Work to complete
Extract from the listing each line in which the word "time" appears.

-- BEGIN --

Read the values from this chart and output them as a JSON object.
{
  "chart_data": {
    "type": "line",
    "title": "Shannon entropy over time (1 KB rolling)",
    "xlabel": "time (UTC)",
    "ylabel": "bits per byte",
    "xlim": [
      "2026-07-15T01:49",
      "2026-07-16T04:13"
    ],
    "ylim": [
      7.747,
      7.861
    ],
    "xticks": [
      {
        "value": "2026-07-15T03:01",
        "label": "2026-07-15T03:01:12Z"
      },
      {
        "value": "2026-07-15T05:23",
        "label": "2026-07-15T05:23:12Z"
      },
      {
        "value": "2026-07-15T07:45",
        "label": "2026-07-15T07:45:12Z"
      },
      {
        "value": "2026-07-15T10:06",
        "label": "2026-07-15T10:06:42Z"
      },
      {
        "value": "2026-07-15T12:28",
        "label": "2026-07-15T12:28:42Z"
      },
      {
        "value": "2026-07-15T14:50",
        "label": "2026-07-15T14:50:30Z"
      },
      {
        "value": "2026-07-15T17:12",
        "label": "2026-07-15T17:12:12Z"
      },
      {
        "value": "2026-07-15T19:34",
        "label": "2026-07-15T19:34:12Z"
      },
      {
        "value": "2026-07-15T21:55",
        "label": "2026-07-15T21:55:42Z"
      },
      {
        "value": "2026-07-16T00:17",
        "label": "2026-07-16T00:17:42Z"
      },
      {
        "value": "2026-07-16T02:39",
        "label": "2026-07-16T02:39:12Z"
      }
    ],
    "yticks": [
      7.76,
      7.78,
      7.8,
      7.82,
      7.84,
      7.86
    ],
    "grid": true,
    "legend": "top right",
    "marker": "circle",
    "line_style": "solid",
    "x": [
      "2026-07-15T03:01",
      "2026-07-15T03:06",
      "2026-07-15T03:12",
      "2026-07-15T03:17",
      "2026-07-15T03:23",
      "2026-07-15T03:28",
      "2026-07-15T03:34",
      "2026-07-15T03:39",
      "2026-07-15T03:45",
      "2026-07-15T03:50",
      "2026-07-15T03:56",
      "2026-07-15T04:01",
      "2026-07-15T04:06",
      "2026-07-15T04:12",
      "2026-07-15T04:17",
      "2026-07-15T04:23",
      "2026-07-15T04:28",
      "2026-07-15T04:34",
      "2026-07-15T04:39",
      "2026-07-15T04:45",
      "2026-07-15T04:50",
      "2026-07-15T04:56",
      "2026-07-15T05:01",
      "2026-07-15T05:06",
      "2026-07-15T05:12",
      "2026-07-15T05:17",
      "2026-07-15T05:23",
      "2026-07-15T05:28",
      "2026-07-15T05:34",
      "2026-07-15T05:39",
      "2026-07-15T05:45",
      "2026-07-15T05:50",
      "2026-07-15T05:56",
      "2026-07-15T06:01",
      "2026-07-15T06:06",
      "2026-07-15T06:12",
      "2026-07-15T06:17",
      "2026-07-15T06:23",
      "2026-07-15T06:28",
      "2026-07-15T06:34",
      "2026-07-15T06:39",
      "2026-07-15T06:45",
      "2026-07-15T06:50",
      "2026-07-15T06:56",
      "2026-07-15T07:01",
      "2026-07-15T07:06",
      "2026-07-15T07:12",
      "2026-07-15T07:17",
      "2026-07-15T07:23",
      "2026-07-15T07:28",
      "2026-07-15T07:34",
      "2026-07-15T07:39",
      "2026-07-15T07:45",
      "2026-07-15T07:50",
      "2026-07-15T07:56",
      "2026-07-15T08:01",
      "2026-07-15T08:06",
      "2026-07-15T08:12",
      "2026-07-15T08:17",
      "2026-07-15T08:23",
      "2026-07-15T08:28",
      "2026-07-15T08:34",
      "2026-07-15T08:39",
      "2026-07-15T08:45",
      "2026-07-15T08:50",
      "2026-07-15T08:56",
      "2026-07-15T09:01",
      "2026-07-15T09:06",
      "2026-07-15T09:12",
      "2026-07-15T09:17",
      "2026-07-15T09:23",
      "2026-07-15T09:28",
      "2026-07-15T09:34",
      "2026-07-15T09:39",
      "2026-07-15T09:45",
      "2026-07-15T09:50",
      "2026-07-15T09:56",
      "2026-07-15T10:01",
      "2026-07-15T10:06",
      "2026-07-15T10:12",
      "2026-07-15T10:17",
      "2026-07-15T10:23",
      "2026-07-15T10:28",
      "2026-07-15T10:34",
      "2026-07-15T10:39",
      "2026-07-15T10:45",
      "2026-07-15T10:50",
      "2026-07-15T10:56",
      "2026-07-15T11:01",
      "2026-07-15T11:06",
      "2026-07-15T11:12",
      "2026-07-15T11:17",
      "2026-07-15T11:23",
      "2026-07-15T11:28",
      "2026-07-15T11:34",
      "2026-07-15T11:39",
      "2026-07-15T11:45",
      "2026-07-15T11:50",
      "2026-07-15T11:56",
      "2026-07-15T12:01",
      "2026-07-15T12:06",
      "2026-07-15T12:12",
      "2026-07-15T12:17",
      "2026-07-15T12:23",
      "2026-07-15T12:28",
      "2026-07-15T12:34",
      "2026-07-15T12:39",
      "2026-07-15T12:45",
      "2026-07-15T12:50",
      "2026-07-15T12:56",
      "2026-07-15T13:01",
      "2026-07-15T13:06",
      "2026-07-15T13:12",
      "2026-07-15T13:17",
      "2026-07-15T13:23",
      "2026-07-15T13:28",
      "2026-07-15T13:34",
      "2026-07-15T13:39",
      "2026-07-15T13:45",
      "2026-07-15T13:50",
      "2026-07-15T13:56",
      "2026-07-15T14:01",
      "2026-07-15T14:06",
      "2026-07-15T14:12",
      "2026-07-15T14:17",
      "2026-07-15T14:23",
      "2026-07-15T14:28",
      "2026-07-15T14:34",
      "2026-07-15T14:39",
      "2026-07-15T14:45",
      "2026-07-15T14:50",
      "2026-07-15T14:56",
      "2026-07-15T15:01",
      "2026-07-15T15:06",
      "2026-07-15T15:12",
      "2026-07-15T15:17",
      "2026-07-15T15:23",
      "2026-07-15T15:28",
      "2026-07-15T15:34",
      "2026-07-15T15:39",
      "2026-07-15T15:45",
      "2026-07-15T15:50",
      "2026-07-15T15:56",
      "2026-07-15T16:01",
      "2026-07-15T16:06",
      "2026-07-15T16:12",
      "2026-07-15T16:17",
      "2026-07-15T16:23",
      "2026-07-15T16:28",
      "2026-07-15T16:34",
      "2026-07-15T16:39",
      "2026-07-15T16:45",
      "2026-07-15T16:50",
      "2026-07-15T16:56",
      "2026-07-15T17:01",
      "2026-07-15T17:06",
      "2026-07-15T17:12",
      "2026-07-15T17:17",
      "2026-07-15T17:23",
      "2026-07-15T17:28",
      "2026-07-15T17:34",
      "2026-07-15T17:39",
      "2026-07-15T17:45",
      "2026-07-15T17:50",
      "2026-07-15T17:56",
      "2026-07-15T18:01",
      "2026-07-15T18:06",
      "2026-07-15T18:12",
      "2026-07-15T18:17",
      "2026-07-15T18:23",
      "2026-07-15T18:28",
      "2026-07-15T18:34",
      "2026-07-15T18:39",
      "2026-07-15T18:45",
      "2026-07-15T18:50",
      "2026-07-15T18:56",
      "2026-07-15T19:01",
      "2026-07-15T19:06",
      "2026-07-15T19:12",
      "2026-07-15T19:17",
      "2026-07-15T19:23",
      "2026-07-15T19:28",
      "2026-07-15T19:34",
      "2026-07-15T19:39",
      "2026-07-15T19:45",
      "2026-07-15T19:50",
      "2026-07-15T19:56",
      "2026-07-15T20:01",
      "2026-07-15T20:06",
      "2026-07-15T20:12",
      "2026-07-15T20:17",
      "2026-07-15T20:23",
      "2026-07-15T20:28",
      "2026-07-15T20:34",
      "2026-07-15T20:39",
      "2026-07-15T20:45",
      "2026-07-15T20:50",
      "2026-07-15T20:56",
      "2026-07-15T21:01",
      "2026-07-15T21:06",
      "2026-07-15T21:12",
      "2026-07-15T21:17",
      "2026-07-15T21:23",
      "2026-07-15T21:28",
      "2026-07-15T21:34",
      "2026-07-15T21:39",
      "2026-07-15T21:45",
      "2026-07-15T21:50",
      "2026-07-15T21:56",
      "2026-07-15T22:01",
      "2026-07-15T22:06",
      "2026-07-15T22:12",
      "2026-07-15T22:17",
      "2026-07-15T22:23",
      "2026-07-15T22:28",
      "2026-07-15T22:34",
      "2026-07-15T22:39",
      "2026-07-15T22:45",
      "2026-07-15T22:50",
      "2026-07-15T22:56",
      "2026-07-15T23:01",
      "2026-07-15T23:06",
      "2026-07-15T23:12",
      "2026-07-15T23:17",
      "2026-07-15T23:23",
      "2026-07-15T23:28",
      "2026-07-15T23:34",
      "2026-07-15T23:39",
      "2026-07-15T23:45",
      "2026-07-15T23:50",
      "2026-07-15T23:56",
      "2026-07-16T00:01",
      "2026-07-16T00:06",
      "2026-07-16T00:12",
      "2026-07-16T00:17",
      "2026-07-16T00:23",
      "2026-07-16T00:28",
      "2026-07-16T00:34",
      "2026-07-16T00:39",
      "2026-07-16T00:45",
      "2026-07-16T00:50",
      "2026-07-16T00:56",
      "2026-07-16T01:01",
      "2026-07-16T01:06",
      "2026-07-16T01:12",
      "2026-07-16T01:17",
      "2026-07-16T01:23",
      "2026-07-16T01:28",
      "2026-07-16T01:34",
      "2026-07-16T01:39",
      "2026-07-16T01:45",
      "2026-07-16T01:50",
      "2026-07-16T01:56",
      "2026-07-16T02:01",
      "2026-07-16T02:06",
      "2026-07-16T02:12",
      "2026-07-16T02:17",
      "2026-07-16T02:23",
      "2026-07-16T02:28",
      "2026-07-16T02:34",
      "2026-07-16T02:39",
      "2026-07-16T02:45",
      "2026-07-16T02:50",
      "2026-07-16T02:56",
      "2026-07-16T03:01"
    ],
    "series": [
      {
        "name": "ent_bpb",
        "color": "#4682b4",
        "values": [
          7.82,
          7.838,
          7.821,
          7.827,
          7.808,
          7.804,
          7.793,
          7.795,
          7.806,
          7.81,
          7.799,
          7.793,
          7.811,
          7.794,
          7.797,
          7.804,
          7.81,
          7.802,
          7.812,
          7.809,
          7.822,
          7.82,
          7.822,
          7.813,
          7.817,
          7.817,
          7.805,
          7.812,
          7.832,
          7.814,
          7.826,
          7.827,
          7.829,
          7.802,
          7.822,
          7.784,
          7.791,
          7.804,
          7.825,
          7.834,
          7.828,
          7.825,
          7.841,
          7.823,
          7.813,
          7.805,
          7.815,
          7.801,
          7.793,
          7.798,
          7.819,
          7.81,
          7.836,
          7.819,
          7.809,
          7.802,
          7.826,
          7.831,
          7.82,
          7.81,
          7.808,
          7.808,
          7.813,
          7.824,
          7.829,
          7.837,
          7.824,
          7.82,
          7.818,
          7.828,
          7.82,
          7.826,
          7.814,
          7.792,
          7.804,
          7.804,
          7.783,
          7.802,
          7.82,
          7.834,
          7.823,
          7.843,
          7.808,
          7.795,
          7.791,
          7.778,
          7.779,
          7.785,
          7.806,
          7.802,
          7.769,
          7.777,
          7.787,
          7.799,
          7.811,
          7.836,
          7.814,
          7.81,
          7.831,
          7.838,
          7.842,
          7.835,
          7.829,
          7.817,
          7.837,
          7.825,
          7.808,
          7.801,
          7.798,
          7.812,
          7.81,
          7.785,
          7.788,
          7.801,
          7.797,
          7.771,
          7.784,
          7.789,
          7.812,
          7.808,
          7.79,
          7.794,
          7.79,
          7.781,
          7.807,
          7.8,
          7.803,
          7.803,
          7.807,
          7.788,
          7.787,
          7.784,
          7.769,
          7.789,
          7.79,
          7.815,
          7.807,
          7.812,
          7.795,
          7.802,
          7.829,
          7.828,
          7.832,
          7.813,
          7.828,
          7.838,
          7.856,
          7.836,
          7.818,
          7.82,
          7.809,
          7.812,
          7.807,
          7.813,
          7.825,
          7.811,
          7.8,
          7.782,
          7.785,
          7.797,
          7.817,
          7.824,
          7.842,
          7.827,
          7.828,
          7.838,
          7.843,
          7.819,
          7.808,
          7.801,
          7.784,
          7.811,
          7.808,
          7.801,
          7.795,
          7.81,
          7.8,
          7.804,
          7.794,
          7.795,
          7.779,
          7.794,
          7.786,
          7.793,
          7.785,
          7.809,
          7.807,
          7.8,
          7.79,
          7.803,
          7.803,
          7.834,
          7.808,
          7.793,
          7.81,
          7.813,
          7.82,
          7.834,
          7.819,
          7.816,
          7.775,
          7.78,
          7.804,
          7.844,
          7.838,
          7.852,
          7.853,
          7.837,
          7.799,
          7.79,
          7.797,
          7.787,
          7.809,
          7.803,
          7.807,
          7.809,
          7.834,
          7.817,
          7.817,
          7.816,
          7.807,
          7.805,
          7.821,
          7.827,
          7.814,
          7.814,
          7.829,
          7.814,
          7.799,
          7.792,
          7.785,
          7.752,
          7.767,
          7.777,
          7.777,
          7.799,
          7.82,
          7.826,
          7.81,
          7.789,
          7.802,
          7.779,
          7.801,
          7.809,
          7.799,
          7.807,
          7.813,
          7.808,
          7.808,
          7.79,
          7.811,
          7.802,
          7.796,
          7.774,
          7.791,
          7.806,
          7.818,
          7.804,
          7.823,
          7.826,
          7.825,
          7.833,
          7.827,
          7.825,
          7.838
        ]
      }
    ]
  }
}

-- END --

Task solution
    "title": "Shannon entropy over time (1 KB rolling)",
    "xlabel": "time (UTC)",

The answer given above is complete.